# Turbo Levo with hub motor



## Moe Ped (Aug 24, 2009)

In deference to the recently closed thread about a modded Giant e-bike; a Levo (or any other 250 watt) could probably be modified with the addition of a small hub motor (500 watt) and still be perfectly legal. Even to the point of adding a throttle; the Calif. law even mentions that all that is needed is for the label to be changed to reflect any change in class.

So in this forum is talk of Class 3 is verboten?


----------



## tahoebeau (May 11, 2014)

^I still don't get how an ebike is illegal? It is illegal to ride one in certain areas, but the same goes for mountain bikes.

As for the thread that was just closed...


Klurejr said:


> No discussion of modifying a Bike beyond stock allowed on MTBR due to the implications that if it were taken on public land it would be illegal. Please keep all discussion here to legal for trails eBikes, Class 1, Class 2.


How would riding an ebike above a class 2 on public land be automatically considered illegal? Do you not know that many OHV trails are on public lands and in most places ebikes are only allowed offroad on ohv trails?


----------



## Troy Carter (Dec 7, 2016)

Legal or not, this is too much for me to bother with. I have an ebike but this just goes to far and complicates things without reason. Get a class 1 bike, ride it and enjoy it. They are amazing the way they are.

I know everyone sees it differently but I've got normal bikes, an ebike, and motos and I just don't see how this would even be enjoyable. Class 1 bikes are awesome partly because when set properly they feel somewhat natural. This thing would be a clumsy mess.


----------



## Sanchofula (Dec 30, 2007)

This is not the place for these discussions, the conflict was overwhelming and unproductive, so the forum is being heavily moderated.

Please keep these discussions off line or to yourself.

The focus of this forum is ebikes, not ebike access or defining ebikes.



mountainbiker24 said:


> So where would you draw the line between mountain bikes and electric motorcycles? I think this site is being overly generous as it is in accepting e-bikes at all.


----------



## Klurejr (Oct 13, 2006)

tahoebeau said:


> How would riding an ebike above a class 2 on public land be automatically considered illegal? Do you not know that many OHV trails are on public lands and in most places ebikes are only allowed offroad on ohv trails?


Ben Answered the question right here:



Nurse Ben said:


> This is not the place for these discussions, the conflict was overwhelming and unproductive, so the forum is being heavily moderated.
> 
> Please keep these discussions off line or to yourself.
> 
> The focus of this forum is ebikes, not ebike access or defining ebikes.


As soon as people start to discuss modifications the conversations veer way off track and are not productive at all. Best to keep the discussion to off-the shelf bikes that are legal on approved trail systems.

Yes even the monster eBikes are allowed on OHV trails, but we also do not discuss motorcycles on the forum, so why would we discuss eMotorcycles?


----------



## Sanchofula (Dec 30, 2007)

It's important to keep the conversation sane. Many people get emotional about ebikes. There was a time when I was one of them... then I saw my wife's face as she rode around the block on a Levo.

Some things end up making sense only after you experience them first hand.

I'm not an ebike rider myself, but I support rational uses for ebikes.

I commend MTBR for taking this stance and keeping the conversation reasonable. For MTBR to embrace ebikes takes some doing and a set of cajones to make the doing.

There are other forums where people can discuss modifications and there is an off topic mtbr forum to talk about the politics of ebikes. 

I actually got some hate mail from a couple forum members when I suggested keeping the politics and conflict off this forum, crazy right?

This forum has calmed down so much in the past few weeks, amazing, and well worth the struggle.


----------



## Linktung (Oct 22, 2014)

The rules regarding ebike posts on mtbr need to be just as fear-based, irrationale, and unconstitutional as the rules regarding ebikes on public right of ways


----------



## ALimon (Oct 12, 2017)

Nurse Ben said:


> It's important to keep the conversation sane. Many people get emotional about ebikes. There was a time when I was one of them... then I saw my wife's face as she rode around the block on a Levo.
> 
> Some things end up making sense only after you experience them first hand.
> 
> ...


Great post and really well said. I couldn't agree more. Emotions lead to irrational behavior. It's all part of the process I guess. It would be nice to see things calm down a bit and debate using common sense and an open mind


----------
- - -
WHAT TO DO:
[a] In the forum thread, what wattage of hub motor does the first post propose adding to a Levo?
[b] Print the passage of the forum thread starting at "I commend MTBR" and ending at "make the doing.".
- - -
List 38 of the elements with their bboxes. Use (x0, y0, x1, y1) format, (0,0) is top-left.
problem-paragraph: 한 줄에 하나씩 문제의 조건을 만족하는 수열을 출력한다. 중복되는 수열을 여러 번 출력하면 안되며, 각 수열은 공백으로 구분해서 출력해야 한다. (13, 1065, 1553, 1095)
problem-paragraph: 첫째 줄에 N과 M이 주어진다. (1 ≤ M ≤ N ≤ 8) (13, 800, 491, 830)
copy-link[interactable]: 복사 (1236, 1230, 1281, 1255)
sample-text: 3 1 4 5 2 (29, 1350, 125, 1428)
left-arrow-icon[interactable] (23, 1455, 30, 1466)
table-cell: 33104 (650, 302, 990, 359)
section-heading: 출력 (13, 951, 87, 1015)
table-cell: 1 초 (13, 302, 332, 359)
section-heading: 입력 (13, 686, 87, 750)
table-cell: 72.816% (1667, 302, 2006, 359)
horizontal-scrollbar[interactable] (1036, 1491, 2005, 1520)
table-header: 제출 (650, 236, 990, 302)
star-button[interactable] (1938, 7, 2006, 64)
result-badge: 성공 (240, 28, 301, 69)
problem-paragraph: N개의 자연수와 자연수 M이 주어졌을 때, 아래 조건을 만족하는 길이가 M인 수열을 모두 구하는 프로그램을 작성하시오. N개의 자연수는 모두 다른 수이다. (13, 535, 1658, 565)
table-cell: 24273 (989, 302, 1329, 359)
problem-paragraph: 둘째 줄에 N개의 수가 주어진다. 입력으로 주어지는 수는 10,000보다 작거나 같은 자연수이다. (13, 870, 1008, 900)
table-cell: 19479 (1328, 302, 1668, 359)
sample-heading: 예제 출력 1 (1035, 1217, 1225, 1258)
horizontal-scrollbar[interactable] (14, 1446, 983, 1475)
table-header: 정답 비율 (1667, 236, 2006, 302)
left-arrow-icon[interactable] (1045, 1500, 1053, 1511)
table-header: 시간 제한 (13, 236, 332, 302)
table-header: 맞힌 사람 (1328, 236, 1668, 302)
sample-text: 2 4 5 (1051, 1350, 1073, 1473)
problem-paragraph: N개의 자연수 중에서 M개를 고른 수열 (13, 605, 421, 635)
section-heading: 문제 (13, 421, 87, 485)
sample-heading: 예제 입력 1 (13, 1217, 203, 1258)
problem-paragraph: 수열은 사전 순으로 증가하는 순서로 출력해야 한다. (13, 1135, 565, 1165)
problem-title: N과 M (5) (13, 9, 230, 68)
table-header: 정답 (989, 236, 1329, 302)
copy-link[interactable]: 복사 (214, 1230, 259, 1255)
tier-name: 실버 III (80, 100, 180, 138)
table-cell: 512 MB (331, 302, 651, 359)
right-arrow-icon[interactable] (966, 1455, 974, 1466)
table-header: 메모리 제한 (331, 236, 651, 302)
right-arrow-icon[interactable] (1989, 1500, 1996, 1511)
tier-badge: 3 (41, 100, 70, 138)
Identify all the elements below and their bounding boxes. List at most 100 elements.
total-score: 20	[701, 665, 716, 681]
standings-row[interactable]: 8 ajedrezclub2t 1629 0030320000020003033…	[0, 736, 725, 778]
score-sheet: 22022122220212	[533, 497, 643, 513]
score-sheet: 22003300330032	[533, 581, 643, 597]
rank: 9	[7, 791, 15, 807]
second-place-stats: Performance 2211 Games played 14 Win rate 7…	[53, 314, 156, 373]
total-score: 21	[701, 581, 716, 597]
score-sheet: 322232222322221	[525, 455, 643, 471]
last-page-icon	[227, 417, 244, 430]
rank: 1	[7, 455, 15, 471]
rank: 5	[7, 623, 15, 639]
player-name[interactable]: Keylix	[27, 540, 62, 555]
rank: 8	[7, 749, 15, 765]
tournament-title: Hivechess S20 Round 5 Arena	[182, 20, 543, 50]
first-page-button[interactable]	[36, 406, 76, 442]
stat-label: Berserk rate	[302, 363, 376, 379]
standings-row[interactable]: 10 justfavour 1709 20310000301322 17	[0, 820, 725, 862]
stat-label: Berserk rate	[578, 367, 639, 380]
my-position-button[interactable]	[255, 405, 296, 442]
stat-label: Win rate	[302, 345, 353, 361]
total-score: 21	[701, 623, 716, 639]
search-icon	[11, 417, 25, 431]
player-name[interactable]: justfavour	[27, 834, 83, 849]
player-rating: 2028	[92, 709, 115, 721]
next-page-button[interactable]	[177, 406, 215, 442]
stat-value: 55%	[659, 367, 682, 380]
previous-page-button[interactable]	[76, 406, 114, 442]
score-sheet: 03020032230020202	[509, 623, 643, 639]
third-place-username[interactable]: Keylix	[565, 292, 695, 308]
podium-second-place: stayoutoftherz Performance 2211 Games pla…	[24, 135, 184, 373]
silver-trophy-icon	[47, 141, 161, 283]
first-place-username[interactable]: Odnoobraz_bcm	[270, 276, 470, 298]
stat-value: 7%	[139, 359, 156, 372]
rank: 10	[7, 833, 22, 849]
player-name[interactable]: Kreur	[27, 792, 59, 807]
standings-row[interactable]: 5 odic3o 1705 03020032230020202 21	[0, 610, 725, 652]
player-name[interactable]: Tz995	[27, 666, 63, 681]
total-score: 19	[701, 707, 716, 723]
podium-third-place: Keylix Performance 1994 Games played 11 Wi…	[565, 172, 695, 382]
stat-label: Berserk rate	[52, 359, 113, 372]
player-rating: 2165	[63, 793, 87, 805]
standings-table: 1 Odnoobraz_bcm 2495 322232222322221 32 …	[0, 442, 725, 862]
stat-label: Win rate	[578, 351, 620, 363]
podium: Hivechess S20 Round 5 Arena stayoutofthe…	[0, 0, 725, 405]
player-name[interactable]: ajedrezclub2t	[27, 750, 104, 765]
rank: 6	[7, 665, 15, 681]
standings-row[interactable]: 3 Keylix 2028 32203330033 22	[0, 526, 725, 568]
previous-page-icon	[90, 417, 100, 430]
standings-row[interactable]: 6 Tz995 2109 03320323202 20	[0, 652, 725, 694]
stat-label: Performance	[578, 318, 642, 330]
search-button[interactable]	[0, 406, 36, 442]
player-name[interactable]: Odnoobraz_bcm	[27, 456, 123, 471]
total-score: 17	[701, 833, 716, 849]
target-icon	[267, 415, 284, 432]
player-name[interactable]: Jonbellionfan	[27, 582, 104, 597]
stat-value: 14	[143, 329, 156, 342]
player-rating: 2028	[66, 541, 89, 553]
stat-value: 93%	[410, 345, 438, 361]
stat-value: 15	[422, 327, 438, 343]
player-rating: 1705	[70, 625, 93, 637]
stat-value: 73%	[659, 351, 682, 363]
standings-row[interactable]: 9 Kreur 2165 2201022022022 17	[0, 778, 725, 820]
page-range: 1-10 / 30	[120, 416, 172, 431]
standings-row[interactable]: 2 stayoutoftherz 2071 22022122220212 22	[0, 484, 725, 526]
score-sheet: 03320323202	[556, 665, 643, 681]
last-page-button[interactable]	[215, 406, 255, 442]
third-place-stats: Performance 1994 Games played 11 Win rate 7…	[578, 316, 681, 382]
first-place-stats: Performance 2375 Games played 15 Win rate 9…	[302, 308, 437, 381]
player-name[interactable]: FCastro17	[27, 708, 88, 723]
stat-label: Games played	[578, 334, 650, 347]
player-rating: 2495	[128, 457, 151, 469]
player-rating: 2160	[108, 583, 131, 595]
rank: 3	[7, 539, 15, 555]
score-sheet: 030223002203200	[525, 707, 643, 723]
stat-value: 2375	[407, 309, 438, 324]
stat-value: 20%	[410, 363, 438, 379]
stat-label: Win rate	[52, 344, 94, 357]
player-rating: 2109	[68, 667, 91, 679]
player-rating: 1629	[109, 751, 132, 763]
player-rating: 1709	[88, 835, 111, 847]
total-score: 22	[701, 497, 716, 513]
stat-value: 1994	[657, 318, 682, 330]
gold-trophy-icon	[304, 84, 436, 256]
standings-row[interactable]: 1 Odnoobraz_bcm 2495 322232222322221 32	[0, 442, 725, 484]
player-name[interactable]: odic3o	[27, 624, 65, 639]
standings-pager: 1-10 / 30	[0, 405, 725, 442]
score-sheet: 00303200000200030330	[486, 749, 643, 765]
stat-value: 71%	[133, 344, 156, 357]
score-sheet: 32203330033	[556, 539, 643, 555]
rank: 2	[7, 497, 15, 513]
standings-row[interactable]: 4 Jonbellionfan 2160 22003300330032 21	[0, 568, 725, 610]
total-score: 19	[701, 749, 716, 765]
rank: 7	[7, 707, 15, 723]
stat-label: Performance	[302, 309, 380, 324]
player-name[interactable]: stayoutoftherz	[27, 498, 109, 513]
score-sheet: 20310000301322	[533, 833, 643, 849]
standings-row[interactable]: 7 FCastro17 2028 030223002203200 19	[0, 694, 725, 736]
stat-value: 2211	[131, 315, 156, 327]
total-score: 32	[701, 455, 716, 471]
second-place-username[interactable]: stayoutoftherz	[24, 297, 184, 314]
- - -
RESPONSES TO THE EXERCISE:
[a] A 500 watt hub motor.

[b]
I commend MTBR for taking this stance and keeping the conversation reasonable. For MTBR to embrace ebikes takes some doing and a set of cajones to make the doing.